**WHAT YOU WILL DO**
Copy every line of the records below where the word "ring" occurs.

Data extracted from a collection
** start **

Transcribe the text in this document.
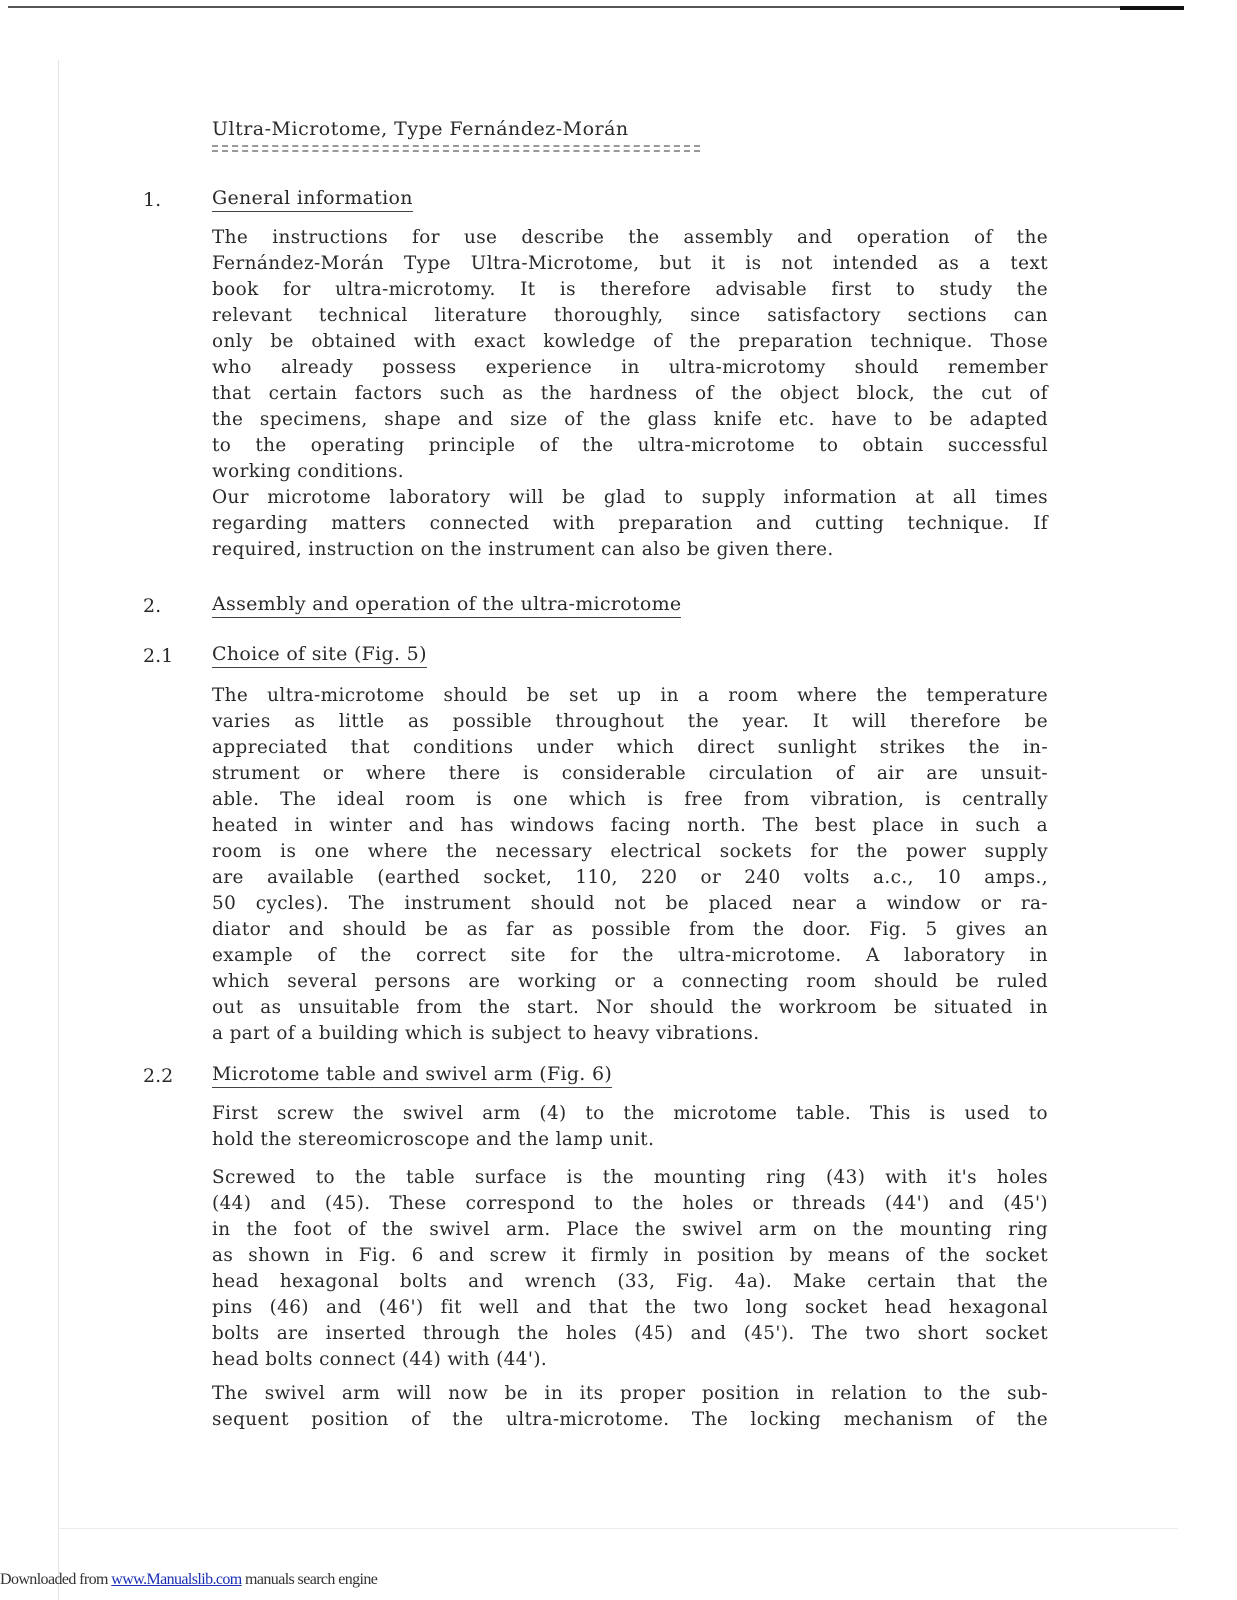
Ultra-Microtome, Type Fernández-Morán
1.	General information
The instructions for use describe the assembly and operation of the
Fernández-Morán Type Ultra-Microtome, but it is not intended as a text
book for ultra-microtomy. It is therefore advisable first to study the
relevant technical literature thoroughly, since satisfactory sections can
only be obtained with exact kowledge of the preparation technique. Those
who already possess experience in ultra-microtomy should remember
that certain factors such as the hardness of the object block, the cut of
the specimens, shape and size of the glass knife etc. have to be adapted
to the operating principle of the ultra-microtome to obtain successful
working conditions.
Our microtome laboratory will be glad to supply information at all times
regarding matters connected with preparation and cutting technique. If
required, instruction on the instrument can also be given there.
2.	Assembly and operation of the ultra-microtome
2.1 Choice of site (Fig. 5)
The ultra-microtome should be set up in a room where the temperature
varies as little as possible throughout the year. It will therefore be
appreciated that conditions under which direct sunlight strikes the in-
strument or where there is considerable circulation of air are unsuit-
able. The ideal room is one which is free from vibration, is centrally
heated in winter and has windows facing north. The best place in such a
room is one where the necessary electrical sockets for the power supply
are available (earthed socket, 110, 220 or 240 volts a.c., 10 amps.,
50 cycles). The instrument should not be placed near a window or ra-
diator and should be as far as possible from the door. Fig. 5 gives an
example of the correct site for the ultra-microtome. A laboratory in
which several persons are working or a connecting room should be ruled
out as unsuitable from the start. Nor should the workroom be situated in
a part of a building which is subject to heavy vibrations.
2.2 Microtome table and swivel arm (Fig. 6)
First screw the swivel arm (4) to the microtome table. This is used to
hold the stereomicroscope and the lamp unit.
Screwed to the table surface is the mounting ring (43) with it's holes
(44) and (45). These correspond to the holes or threads (44') and (45')
in the foot of the swivel arm. Place the swivel arm on the mounting ring
as shown in Fig. 6 and screw it firmly in position by means of the socket
head hexagonal bolts and wrench (33, Fig. 4a). Make certain that the
pins (46) and (46') fit well and that the two long socket head hexagonal
bolts are inserted through the holes (45) and (45'). The two short socket
head bolts connect (44) with (44').
The swivel arm will now be in its proper position in relation to the sub-
sequent position of the ultra-microtome. The locking mechanism of the
Downloaded from www.Manualslib.com manuals search engine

** end **

**CORRECT OUTPUT**
Screwed to the table surface is the mounting ring (43) with it's holes
in the foot of the swivel arm. Place the swivel arm on the mounting ring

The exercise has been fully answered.